Entries taken from a collection:
* * * * * * *
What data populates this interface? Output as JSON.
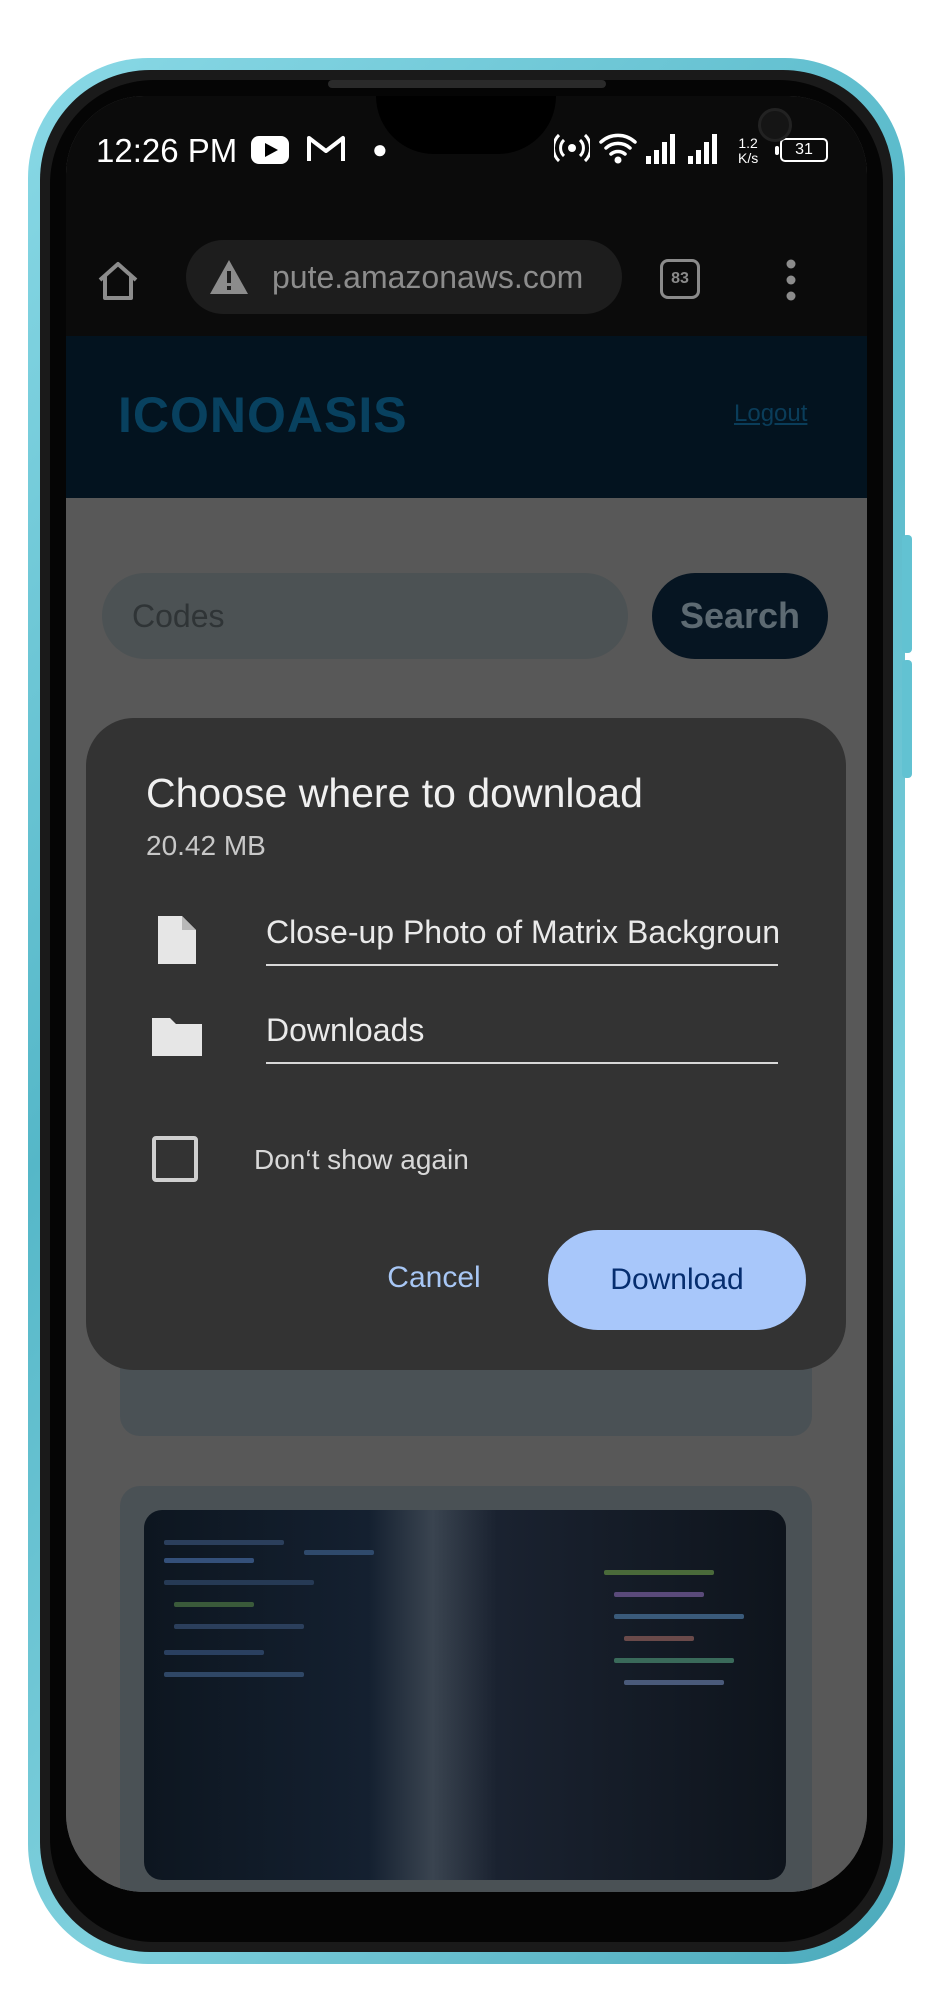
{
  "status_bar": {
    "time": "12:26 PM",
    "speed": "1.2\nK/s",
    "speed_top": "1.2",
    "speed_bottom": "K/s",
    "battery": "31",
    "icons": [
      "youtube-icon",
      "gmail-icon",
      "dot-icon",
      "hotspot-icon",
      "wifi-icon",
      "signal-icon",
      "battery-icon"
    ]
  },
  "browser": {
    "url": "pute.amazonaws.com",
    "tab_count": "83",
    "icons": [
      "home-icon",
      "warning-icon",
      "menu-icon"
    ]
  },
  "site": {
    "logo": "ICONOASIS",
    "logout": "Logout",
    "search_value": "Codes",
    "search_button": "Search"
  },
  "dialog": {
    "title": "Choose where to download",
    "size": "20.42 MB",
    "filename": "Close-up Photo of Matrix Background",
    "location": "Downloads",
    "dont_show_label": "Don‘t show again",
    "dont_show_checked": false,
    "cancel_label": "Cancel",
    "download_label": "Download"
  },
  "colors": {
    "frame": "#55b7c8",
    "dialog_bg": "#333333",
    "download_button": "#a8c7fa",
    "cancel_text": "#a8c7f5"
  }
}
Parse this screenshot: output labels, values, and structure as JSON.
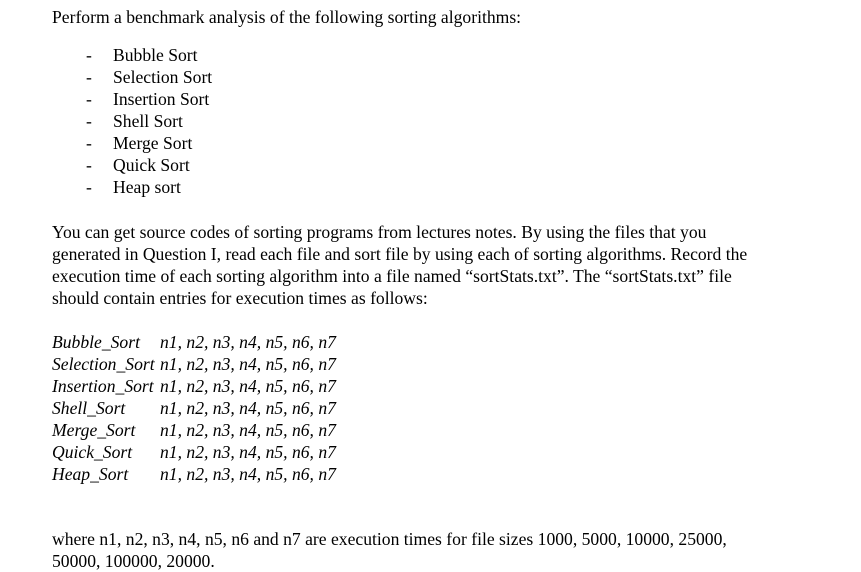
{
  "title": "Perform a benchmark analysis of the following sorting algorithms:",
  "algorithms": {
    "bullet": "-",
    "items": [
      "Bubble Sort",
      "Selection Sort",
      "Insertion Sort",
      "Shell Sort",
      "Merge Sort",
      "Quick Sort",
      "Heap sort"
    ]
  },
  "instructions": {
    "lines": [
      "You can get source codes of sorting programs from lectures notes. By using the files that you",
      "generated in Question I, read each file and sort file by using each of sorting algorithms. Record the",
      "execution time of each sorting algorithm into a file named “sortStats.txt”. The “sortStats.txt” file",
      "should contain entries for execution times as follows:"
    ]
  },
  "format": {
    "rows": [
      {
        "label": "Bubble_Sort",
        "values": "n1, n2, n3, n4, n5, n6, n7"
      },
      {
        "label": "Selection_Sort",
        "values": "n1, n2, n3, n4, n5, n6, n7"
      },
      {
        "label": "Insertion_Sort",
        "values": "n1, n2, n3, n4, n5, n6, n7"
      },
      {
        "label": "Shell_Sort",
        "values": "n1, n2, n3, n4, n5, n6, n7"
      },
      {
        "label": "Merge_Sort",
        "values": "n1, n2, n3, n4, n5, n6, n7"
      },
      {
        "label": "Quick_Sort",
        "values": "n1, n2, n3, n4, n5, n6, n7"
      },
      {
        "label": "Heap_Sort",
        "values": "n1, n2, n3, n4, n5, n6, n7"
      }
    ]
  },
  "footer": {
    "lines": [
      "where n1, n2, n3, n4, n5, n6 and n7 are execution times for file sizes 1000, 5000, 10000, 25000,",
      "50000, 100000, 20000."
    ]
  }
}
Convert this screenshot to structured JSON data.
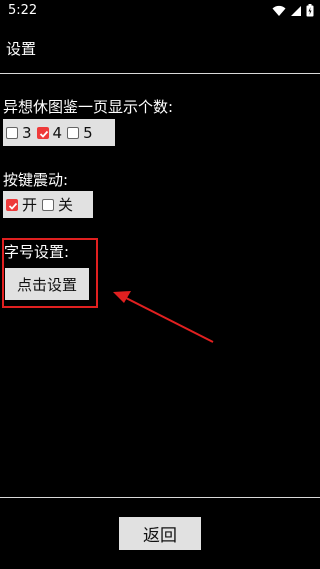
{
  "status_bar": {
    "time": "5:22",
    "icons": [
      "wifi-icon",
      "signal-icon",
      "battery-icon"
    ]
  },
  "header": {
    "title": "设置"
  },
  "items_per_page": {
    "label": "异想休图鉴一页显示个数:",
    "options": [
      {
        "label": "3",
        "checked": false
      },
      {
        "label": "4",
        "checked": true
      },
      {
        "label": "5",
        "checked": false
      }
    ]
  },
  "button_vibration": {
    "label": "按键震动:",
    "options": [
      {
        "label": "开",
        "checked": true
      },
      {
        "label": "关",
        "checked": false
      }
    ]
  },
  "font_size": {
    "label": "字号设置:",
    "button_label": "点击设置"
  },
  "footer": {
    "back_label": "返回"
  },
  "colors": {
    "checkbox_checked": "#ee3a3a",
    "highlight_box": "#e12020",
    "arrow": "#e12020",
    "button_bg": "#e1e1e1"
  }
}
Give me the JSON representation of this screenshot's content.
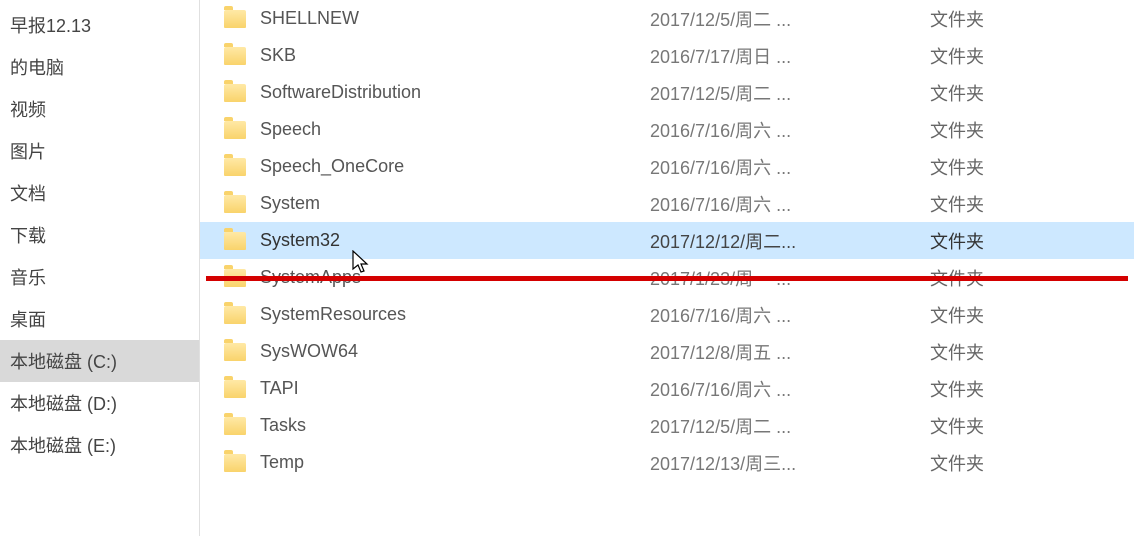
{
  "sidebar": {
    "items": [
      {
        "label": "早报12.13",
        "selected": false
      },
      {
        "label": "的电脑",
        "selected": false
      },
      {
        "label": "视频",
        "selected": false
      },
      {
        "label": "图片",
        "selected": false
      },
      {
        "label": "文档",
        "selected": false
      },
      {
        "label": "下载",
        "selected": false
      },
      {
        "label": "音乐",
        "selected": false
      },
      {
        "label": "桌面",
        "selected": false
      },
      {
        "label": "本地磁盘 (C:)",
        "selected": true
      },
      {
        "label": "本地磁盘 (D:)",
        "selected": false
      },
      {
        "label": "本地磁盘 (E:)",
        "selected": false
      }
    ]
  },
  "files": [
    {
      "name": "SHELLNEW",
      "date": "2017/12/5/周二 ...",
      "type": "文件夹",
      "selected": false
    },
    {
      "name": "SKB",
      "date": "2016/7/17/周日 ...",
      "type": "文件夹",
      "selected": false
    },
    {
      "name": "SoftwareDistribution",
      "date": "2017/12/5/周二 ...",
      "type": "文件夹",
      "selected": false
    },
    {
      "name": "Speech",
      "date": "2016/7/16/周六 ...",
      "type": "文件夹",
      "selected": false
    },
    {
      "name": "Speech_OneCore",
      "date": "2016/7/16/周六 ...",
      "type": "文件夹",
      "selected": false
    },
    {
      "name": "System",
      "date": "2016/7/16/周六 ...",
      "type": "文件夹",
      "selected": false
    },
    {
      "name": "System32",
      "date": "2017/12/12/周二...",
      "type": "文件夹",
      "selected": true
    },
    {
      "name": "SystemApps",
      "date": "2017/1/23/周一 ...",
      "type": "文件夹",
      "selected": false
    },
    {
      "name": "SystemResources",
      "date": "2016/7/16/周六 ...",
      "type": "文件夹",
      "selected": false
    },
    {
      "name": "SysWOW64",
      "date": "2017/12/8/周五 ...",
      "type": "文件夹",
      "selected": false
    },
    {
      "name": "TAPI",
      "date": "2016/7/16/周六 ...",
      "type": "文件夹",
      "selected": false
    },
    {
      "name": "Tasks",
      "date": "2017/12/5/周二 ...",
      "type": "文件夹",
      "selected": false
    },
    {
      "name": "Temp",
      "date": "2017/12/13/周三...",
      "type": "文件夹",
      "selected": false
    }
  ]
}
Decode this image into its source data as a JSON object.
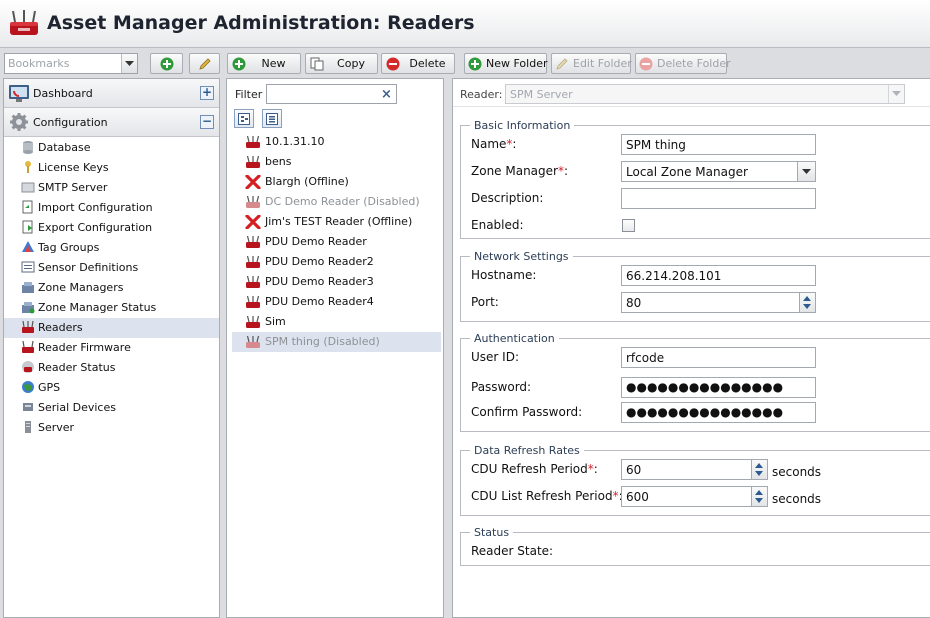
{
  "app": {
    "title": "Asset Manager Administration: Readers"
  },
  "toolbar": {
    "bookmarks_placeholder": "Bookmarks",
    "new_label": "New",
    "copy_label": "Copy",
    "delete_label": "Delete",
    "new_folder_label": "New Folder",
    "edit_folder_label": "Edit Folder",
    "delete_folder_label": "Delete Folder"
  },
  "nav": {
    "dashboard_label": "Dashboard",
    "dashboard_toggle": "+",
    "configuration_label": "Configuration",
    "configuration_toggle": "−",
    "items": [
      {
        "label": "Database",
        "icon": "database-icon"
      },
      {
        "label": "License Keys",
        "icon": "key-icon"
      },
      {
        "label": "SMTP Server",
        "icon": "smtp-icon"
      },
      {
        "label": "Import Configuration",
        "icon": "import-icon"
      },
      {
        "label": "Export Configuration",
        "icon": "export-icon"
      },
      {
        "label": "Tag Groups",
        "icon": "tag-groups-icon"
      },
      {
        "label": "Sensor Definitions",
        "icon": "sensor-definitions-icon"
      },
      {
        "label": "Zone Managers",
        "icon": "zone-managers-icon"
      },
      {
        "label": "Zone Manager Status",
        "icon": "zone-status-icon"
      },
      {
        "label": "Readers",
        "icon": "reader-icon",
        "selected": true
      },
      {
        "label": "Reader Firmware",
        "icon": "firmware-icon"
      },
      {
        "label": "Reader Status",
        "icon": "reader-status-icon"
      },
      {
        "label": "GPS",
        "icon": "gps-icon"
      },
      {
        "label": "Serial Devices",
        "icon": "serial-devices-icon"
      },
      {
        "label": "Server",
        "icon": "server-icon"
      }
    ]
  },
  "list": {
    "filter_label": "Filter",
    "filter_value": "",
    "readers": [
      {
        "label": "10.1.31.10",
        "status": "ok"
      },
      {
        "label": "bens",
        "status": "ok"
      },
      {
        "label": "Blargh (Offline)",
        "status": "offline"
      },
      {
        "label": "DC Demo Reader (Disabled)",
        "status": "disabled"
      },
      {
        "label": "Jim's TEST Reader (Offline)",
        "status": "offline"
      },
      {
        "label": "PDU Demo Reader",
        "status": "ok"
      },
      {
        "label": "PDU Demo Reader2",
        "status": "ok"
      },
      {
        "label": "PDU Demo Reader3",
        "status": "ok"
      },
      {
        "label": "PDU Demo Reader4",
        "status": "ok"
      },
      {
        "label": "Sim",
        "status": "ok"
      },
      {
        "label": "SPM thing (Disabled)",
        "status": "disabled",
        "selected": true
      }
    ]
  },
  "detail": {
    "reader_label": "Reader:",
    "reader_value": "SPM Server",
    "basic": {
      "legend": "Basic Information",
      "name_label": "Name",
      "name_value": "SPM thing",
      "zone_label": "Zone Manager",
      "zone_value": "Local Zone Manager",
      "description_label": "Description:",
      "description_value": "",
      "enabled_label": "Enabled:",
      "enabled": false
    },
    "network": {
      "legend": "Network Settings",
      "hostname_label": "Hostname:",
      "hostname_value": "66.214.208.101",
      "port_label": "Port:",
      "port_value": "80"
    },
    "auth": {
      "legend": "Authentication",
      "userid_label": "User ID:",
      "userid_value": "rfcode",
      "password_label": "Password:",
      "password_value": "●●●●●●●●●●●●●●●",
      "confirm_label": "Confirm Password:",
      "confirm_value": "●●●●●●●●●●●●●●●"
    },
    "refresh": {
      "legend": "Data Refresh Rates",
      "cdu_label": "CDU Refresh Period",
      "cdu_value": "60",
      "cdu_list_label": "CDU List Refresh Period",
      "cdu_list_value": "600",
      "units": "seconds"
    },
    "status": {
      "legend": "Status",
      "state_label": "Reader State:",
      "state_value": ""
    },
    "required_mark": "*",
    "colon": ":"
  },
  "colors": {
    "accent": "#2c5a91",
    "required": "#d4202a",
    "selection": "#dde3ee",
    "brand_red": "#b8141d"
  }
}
* * * * * * *
> _Aim_:
Using the data above, copy each line that contains "sorting".

> _Worked solution_:
  "title": "Perform a benchmark analysis of the following sorting algorithms:",
      "You can get source codes of sorting programs from lectures notes. By using the files that you",
      "generated in Question I, read each file and sort file by using each of sorting algorithms. Record the",
      "execution time of each sorting algorithm into a file named “sortStats.txt”. The “sortStats.txt” file",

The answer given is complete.